Dataset items:
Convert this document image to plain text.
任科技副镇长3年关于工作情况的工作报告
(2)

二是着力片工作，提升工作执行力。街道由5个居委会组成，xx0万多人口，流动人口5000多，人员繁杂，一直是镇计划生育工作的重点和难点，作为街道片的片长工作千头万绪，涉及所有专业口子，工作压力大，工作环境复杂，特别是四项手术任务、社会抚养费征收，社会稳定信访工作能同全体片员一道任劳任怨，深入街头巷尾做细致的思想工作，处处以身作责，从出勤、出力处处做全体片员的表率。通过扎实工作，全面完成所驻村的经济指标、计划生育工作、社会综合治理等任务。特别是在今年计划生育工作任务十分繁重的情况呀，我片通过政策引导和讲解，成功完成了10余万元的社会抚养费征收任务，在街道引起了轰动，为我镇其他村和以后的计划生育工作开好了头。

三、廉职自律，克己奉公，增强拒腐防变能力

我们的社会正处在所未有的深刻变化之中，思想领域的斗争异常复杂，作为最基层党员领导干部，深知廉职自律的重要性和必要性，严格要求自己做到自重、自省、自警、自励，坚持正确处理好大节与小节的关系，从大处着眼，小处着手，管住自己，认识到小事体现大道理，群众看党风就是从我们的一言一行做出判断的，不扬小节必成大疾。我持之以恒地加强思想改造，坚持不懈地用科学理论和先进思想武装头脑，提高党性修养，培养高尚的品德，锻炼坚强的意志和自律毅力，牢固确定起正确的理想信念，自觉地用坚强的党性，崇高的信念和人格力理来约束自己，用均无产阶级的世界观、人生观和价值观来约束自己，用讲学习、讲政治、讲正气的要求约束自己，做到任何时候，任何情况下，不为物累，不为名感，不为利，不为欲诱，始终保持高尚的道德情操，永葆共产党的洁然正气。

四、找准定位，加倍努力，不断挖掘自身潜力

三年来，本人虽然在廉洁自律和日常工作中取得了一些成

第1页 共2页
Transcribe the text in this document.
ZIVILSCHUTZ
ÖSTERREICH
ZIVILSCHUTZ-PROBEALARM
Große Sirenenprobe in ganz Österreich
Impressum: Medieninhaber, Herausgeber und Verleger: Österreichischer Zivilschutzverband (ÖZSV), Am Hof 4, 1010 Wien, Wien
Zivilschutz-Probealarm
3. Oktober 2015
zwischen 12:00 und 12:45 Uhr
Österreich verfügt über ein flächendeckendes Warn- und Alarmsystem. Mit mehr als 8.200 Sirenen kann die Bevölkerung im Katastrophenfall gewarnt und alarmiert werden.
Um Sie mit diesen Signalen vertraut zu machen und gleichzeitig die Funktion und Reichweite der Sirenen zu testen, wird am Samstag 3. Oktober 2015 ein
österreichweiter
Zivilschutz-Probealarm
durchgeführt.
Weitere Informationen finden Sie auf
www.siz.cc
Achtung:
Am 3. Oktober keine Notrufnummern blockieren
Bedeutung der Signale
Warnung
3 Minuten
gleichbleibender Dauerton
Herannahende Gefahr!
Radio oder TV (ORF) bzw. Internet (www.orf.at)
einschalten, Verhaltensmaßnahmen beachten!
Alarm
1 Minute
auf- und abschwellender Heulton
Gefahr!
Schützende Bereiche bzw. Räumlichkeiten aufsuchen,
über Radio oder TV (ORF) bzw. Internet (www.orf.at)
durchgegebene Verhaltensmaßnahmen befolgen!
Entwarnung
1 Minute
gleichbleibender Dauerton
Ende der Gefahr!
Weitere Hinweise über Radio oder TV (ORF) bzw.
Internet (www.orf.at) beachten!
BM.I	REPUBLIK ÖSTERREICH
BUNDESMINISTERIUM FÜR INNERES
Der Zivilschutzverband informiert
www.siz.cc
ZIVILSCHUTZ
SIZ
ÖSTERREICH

◆ Written request
Reproduce the data in full, exactly as presented.

◆ Result below
Convert this document image to plain text.
任科技副镇长3年关于工作情况的工作报告
(2)

二是着力片工作，提升工作执行力。街道由5个居委会组成，xx0万多人口，流动人口5000多，人员繁杂，一直是镇计划生育工作的重点和难点，作为街道片的片长工作千头万绪，涉及所有专业口子，工作压力大，工作环境复杂，特别是四项手术任务、社会抚养费征收，社会稳定信访工作能同全体片员一道任劳任怨，深入街头巷尾做细致的思想工作，处处以身作责，从出勤、出力处处做全体片员的表率。通过扎实工作，全面完成所驻村的经济指标、计划生育工作、社会综合治理等任务。特别是在今年计划生育工作任务十分繁重的情况呀，我片通过政策引导和讲解，成功完成了10余万元的社会抚养费征收任务，在街道引起了轰动，为我镇其他村和以后的计划生育工作开好了头。

三、廉职自律，克己奉公，增强拒腐防变能力

我们的社会正处在所未有的深刻变化之中，思想领域的斗争异常复杂，作为最基层党员领导干部，深知廉职自律的重要性和必要性，严格要求自己做到自重、自省、自警、自励，坚持正确处理好大节与小节的关系，从大处着眼，小处着手，管住自己，认识到小事体现大道理，群众看党风就是从我们的一言一行做出判断的，不扬小节必成大疾。我持之以恒地加强思想改造，坚持不懈地用科学理论和先进思想武装头脑，提高党性修养，培养高尚的品德，锻炼坚强的意志和自律毅力，牢固确定起正确的理想信念，自觉地用坚强的党性，崇高的信念和人格力理来约束自己，用均无产阶级的世界观、人生观和价值观来约束自己，用讲学习、讲政治、讲正气的要求约束自己，做到任何时候，任何情况下，不为物累，不为名感，不为利，不为欲诱，始终保持高尚的道德情操，永葆共产党的洁然正气。

四、找准定位，加倍努力，不断挖掘自身潜力

三年来，本人虽然在廉洁自律和日常工作中取得了一些成

第1页 共2页
Transcribe the text in this document.
ZIVILSCHUTZ
ÖSTERREICH
ZIVILSCHUTZ-PROBEALARM
Große Sirenenprobe in ganz Österreich
Impressum: Medieninhaber, Herausgeber und Verleger: Österreichischer Zivilschutzverband (ÖZSV), Am Hof 4, 1010 Wien, Wien
Zivilschutz-Probealarm
3. Oktober 2015
zwischen 12:00 und 12:45 Uhr
Österreich verfügt über ein flächendeckendes Warn- und Alarmsystem. Mit mehr als 8.200 Sirenen kann die Bevölkerung im Katastrophenfall gewarnt und alarmiert werden.
Um Sie mit diesen Signalen vertraut zu machen und gleichzeitig die Funktion und Reichweite der Sirenen zu testen, wird am Samstag 3. Oktober 2015 ein
österreichweiter
Zivilschutz-Probealarm
durchgeführt.
Weitere Informationen finden Sie auf
www.siz.cc
Achtung:
Am 3. Oktober keine Notrufnummern blockieren
Bedeutung der Signale
Warnung
3 Minuten
gleichbleibender Dauerton
Herannahende Gefahr!
Radio oder TV (ORF) bzw. Internet (www.orf.at)
einschalten, Verhaltensmaßnahmen beachten!
Alarm
1 Minute
auf- und abschwellender Heulton
Gefahr!
Schützende Bereiche bzw. Räumlichkeiten aufsuchen,
über Radio oder TV (ORF) bzw. Internet (www.orf.at)
durchgegebene Verhaltensmaßnahmen befolgen!
Entwarnung
1 Minute
gleichbleibender Dauerton
Ende der Gefahr!
Weitere Hinweise über Radio oder TV (ORF) bzw.
Internet (www.orf.at) beachten!
BM.I	REPUBLIK ÖSTERREICH
BUNDESMINISTERIUM FÜR INNERES
Der Zivilschutzverband informiert
www.siz.cc
ZIVILSCHUTZ
SIZ
ÖSTERREICH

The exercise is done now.